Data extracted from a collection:
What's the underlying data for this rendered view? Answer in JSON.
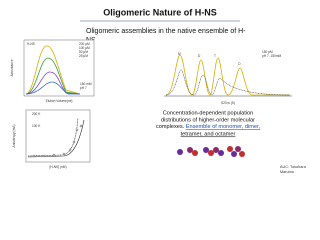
{
  "slide": {
    "title": "Oligomeric Nature of H-NS",
    "subtitle": [
      "Oligomeric assemblies in the native ensemble of H-",
      "NS"
    ],
    "sec_plot": {
      "y_label": "Absorbance",
      "x_label": "Elution Volume(ml)",
      "tag": "H-NS",
      "legend": [
        "200 μM",
        "100 μM",
        "50 μM",
        "25 μM"
      ],
      "note": [
        "150 mM",
        "pH 7"
      ]
    },
    "auc_plot": {
      "x_label": "S20,w (S)",
      "peaks": [
        "M",
        "D",
        "T",
        "O"
      ],
      "note": [
        "150 μM",
        "pH 7, 150mM"
      ]
    },
    "fa_plot": {
      "y_label": "Anisotropy (mA)",
      "x_label": "[H-NS] (nM)",
      "annotations": [
        "200 K",
        "100 K"
      ]
    },
    "caption": {
      "line1": "Concentration-dependent population",
      "line2": "distributions of higher-order molecular",
      "line3_plain": "complexes. ",
      "line3_link": "Ensemble of monomer, dimer,",
      "line4": "tetramer, and octamer"
    },
    "credit": [
      "AUC: Tokuhara",
      "Marumo"
    ]
  }
}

TASK GOAL: Reproduce the entries above exactly. Do not include the images.

FINISHED ANSWER:
What's the underlying data for this rendered view? Answer in JSON.
{
  "slide": {
    "title": "Oligomeric Nature of H-NS",
    "subtitle": [
      "Oligomeric assemblies in the native ensemble of H-",
      "NS"
    ],
    "sec_plot": {
      "y_label": "Absorbance",
      "x_label": "Elution Volume(ml)",
      "tag": "H-NS",
      "legend": [
        "200 μM",
        "100 μM",
        "50 μM",
        "25 μM"
      ],
      "note": [
        "150 mM",
        "pH 7"
      ]
    },
    "auc_plot": {
      "x_label": "S20,w (S)",
      "peaks": [
        "M",
        "D",
        "T",
        "O"
      ],
      "note": [
        "150 μM",
        "pH 7, 150mM"
      ]
    },
    "fa_plot": {
      "y_label": "Anisotropy (mA)",
      "x_label": "[H-NS] (nM)",
      "annotations": [
        "200 K",
        "100 K"
      ]
    },
    "caption": {
      "line1": "Concentration-dependent population",
      "line2": "distributions of higher-order molecular",
      "line3_plain": "complexes. ",
      "line3_link": "Ensemble of monomer, dimer,",
      "line4": "tetramer, and octamer"
    },
    "credit": [
      "AUC: Tokuhara",
      "Marumo"
    ]
  }
}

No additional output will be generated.